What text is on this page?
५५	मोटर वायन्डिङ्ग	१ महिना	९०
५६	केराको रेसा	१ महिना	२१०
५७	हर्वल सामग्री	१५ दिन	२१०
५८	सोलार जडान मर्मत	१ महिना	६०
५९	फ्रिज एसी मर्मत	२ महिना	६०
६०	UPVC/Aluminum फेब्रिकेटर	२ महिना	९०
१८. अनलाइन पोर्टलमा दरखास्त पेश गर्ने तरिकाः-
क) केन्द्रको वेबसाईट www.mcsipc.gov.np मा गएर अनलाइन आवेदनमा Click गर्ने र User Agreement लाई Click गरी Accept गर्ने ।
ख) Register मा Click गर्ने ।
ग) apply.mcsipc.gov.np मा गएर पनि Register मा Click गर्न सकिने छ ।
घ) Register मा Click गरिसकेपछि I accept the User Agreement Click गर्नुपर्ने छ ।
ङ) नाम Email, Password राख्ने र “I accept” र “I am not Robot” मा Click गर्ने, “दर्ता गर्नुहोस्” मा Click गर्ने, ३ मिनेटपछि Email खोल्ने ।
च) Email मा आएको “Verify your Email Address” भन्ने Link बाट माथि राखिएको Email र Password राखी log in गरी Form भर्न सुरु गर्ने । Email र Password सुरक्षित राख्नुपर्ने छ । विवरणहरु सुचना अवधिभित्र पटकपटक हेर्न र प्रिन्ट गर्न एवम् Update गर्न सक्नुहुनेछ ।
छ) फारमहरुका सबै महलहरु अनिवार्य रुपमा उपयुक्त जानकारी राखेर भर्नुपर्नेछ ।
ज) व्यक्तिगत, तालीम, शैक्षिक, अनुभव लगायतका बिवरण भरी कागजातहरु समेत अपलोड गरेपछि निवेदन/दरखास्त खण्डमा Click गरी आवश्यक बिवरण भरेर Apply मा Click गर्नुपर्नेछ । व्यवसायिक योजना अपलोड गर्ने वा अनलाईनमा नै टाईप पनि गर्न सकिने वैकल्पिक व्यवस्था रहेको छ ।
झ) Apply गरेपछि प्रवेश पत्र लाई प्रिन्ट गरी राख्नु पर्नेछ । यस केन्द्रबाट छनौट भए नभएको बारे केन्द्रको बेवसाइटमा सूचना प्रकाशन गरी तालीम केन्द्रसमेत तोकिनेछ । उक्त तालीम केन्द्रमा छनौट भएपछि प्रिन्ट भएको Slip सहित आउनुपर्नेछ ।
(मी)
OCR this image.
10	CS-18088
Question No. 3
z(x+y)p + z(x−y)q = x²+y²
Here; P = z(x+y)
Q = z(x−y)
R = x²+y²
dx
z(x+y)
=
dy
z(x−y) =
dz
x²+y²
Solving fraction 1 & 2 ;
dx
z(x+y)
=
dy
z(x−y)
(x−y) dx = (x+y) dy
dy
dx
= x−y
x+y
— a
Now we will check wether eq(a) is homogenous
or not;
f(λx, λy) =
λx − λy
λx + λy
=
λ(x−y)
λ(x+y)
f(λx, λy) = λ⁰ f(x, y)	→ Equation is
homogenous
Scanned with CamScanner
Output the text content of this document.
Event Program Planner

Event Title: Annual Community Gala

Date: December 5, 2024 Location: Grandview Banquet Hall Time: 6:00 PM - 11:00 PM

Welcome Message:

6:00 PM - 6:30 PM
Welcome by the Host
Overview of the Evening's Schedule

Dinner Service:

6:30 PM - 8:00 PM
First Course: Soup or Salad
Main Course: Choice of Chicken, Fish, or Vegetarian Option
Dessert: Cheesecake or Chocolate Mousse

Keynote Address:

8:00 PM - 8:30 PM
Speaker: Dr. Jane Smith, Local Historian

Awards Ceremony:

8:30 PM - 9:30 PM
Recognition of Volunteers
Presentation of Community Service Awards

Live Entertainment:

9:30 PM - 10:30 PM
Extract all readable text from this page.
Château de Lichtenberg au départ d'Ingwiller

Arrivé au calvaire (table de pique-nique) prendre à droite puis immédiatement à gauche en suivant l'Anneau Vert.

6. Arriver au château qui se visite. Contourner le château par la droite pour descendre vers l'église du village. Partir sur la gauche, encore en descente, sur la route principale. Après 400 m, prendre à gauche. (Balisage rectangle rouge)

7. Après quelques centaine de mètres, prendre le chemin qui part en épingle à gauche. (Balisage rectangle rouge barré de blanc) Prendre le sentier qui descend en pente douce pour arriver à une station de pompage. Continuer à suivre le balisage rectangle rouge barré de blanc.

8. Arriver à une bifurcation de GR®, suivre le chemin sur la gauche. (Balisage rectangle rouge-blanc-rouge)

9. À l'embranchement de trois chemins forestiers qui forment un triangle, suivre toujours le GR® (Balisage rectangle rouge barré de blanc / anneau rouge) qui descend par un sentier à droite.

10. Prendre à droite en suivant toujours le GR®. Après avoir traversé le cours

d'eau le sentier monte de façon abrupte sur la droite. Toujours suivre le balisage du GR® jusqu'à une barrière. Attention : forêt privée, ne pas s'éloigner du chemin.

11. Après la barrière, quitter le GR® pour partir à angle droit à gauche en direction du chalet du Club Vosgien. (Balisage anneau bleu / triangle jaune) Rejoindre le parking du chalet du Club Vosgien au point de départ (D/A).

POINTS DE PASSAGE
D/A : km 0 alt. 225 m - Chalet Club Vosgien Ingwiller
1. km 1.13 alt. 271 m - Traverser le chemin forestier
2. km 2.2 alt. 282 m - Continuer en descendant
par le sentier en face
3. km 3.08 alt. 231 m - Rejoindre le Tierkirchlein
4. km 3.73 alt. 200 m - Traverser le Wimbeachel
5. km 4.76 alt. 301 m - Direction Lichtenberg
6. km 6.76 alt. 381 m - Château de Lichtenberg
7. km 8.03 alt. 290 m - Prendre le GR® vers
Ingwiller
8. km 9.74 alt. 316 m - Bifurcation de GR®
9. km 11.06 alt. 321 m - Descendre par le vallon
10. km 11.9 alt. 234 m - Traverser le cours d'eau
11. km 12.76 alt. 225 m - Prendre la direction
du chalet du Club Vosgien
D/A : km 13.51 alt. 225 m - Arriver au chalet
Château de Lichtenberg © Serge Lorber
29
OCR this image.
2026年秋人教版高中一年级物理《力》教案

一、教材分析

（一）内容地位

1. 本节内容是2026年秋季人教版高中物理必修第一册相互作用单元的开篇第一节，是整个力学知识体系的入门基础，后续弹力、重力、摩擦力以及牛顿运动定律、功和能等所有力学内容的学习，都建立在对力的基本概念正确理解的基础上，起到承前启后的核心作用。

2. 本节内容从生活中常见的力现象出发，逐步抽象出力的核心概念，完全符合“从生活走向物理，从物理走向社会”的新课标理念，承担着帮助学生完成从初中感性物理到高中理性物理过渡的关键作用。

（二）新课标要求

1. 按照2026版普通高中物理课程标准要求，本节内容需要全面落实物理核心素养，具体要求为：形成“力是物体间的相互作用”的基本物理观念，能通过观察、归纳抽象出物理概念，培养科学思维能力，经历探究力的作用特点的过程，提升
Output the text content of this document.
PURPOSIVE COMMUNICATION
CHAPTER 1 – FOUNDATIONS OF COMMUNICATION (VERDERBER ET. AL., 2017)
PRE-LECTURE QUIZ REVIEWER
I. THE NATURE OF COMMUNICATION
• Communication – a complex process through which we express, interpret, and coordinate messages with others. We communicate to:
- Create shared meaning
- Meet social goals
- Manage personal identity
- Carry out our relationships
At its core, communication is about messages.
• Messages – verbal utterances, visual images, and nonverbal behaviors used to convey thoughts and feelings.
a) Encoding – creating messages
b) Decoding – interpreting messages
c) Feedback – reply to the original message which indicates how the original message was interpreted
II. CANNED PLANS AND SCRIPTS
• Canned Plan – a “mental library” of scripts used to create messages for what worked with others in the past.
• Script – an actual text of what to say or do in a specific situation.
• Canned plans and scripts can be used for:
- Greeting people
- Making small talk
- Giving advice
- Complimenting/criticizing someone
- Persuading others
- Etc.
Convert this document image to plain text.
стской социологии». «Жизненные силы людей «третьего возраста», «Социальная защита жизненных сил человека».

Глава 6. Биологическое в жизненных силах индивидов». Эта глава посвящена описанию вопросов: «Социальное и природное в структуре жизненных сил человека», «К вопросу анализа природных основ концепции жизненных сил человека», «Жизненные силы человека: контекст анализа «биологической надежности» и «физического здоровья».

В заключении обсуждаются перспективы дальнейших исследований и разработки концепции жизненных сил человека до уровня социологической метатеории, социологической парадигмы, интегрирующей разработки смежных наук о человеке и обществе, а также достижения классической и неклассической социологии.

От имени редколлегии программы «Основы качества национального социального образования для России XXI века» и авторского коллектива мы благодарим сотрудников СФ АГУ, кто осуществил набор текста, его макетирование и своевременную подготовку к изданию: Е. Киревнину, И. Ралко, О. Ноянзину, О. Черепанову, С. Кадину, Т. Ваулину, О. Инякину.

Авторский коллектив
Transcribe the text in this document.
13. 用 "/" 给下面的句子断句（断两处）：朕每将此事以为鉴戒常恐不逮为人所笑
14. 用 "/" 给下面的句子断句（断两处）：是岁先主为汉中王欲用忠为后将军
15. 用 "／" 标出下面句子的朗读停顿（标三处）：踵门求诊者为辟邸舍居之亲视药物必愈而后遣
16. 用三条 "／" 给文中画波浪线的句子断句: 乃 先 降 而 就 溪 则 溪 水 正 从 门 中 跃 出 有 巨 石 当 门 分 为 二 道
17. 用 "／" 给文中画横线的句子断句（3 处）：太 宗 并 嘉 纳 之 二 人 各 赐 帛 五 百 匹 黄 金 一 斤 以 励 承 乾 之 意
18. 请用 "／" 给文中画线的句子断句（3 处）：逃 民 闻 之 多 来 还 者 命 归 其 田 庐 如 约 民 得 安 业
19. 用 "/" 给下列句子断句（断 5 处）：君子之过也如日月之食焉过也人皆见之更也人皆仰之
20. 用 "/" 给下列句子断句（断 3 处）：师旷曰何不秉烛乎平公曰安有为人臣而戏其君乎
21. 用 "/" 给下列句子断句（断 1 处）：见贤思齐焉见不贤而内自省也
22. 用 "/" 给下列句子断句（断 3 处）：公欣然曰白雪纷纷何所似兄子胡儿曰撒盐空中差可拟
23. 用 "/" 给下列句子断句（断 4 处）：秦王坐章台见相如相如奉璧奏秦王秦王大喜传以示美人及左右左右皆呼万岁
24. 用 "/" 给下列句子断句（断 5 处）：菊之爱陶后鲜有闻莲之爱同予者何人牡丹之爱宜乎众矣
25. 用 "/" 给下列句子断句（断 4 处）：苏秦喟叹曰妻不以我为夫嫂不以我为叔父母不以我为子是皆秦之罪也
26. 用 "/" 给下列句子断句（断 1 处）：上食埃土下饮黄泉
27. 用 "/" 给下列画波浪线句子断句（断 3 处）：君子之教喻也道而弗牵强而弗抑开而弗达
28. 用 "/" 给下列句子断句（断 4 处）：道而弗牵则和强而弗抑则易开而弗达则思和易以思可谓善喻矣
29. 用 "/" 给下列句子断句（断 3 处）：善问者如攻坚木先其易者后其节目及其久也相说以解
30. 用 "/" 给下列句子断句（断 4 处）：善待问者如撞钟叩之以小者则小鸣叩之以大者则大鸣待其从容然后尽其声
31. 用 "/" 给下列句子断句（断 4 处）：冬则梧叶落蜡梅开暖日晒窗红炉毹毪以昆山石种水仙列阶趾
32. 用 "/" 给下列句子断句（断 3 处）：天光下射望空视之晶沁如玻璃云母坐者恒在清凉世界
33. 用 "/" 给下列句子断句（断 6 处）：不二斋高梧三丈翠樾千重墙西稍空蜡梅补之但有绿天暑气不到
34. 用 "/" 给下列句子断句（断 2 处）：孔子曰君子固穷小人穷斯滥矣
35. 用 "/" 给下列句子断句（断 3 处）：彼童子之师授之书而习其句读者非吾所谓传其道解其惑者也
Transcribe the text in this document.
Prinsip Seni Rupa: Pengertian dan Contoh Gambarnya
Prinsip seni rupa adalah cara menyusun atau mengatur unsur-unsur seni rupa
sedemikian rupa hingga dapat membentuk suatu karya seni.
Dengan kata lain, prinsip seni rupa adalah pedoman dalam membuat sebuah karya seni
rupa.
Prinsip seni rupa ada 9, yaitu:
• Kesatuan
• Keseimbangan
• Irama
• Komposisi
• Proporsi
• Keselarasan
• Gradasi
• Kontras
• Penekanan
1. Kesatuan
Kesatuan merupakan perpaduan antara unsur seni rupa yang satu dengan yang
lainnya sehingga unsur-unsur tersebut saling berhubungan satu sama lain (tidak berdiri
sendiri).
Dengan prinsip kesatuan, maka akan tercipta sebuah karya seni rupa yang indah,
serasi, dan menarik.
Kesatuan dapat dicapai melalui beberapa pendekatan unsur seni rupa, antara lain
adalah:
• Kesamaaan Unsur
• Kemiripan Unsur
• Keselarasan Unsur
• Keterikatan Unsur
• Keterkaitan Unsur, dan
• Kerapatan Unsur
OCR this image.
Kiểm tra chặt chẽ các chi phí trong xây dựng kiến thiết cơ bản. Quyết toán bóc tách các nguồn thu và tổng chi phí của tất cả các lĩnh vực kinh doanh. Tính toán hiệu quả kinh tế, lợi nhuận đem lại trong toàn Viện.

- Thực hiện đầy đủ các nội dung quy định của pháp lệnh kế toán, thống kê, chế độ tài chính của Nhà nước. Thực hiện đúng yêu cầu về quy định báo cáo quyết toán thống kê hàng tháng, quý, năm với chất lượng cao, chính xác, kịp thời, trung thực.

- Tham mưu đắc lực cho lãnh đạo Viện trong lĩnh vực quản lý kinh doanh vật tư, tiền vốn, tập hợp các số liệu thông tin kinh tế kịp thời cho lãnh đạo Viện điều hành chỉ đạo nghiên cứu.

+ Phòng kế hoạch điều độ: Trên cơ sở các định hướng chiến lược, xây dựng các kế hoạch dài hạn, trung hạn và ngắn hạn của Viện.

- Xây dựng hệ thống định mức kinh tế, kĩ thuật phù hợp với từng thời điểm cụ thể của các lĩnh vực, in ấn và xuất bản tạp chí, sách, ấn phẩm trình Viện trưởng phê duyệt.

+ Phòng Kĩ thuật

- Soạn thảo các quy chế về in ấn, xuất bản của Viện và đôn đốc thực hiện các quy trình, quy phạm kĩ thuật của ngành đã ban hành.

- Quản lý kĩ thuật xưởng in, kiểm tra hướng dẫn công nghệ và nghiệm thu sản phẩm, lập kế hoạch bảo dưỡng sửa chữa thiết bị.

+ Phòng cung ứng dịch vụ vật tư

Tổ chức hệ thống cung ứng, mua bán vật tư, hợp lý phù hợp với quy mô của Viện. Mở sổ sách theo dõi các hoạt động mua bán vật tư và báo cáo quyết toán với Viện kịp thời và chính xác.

......

- **Exercise task**
All lines holding the word "with" should be picked out and copied.

- **Answer for this exercise**
Scanned with CamScanner
• Communication – a complex process through which we express, interpret, and coordinate messages with others. We communicate to:
• Canned Plan – a “mental library” of scripts used to create messages for what worked with others in the past.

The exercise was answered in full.